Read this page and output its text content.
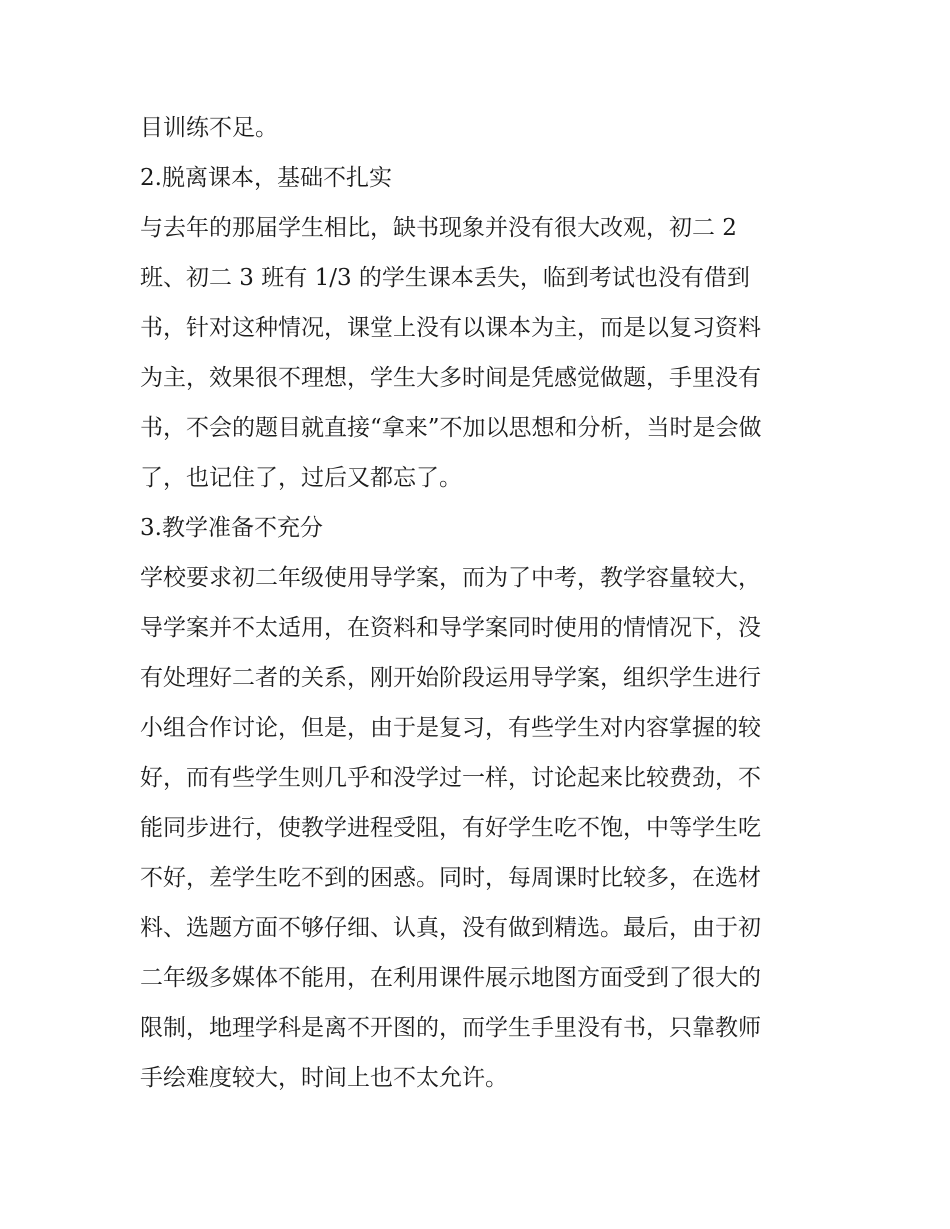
目训练不足。

2.脱离课本，基础不扎实

与去年的那届学生相比，缺书现象并没有很大改观，初二 2

班、初二 3 班有 1/3 的学生课本丢失，临到考试也没有借到

书，针对这种情况，课堂上没有以课本为主，而是以复习资料

为主，效果很不理想，学生大多时间是凭感觉做题，手里没有

书，不会的题目就直接“拿来”不加以思想和分析，当时是会做

了，也记住了，过后又都忘了。

3.教学准备不充分

学校要求初二年级使用导学案，而为了中考，教学容量较大，

导学案并不太适用，在资料和导学案同时使用的情情况下，没

有处理好二者的关系，刚开始阶段运用导学案，组织学生进行

小组合作讨论，但是，由于是复习，有些学生对内容掌握的较

好，而有些学生则几乎和没学过一样，讨论起来比较费劲，不

能同步进行，使教学进程受阻，有好学生吃不饱，中等学生吃

不好，差学生吃不到的困惑。同时，每周课时比较多，在选材

料、选题方面不够仔细、认真，没有做到精选。最后，由于初

二年级多媒体不能用，在利用课件展示地图方面受到了很大的

限制，地理学科是离不开图的，而学生手里没有书，只靠教师

手绘难度较大，时间上也不太允许。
-------
§ **Aim**:
Transcribe the records word for word and include no pictures.

§ **Full response**:
Read this page and output its text content.
目训练不足。

2.脱离课本，基础不扎实

与去年的那届学生相比，缺书现象并没有很大改观，初二 2

班、初二 3 班有 1/3 的学生课本丢失，临到考试也没有借到

书，针对这种情况，课堂上没有以课本为主，而是以复习资料

为主，效果很不理想，学生大多时间是凭感觉做题，手里没有

书，不会的题目就直接“拿来”不加以思想和分析，当时是会做

了，也记住了，过后又都忘了。

3.教学准备不充分

学校要求初二年级使用导学案，而为了中考，教学容量较大，

导学案并不太适用，在资料和导学案同时使用的情情况下，没

有处理好二者的关系，刚开始阶段运用导学案，组织学生进行

小组合作讨论，但是，由于是复习，有些学生对内容掌握的较

好，而有些学生则几乎和没学过一样，讨论起来比较费劲，不

能同步进行，使教学进程受阻，有好学生吃不饱，中等学生吃

不好，差学生吃不到的困惑。同时，每周课时比较多，在选材

料、选题方面不够仔细、认真，没有做到精选。最后，由于初

二年级多媒体不能用，在利用课件展示地图方面受到了很大的

限制，地理学科是离不开图的，而学生手里没有书，只靠教师

手绘难度较大，时间上也不太允许。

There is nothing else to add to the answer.